Tell me how many lines hold "Διεύθυνση", please, using only the number.

Stored data:
::::

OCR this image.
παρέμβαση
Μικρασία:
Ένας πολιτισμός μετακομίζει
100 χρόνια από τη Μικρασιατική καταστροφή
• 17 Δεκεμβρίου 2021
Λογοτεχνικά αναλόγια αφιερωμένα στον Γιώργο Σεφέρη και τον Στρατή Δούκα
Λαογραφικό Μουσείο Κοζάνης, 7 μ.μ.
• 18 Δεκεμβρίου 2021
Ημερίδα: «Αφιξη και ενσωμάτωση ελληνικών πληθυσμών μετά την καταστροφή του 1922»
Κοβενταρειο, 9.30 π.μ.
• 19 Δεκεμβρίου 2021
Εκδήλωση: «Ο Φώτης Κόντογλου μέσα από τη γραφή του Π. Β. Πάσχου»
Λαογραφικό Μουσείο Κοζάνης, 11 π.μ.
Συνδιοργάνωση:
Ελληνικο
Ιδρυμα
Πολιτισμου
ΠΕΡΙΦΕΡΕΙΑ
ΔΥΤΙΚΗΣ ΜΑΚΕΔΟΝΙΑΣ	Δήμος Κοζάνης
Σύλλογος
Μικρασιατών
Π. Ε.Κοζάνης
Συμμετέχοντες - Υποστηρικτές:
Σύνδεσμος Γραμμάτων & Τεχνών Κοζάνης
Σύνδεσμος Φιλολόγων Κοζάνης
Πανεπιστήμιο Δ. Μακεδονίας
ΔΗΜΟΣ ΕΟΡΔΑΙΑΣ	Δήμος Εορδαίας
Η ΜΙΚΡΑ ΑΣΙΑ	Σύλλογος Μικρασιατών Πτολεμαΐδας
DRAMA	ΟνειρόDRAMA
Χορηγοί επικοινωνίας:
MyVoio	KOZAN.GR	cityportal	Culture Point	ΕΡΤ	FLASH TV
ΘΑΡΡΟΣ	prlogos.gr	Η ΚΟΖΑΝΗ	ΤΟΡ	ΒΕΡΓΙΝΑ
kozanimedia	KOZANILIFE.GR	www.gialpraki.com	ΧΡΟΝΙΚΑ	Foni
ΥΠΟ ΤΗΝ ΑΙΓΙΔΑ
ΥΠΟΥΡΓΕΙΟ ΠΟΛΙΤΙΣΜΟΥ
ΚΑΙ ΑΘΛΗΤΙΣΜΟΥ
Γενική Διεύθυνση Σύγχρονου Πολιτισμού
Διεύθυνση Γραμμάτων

::::

• FINISHED EXERCISE: 2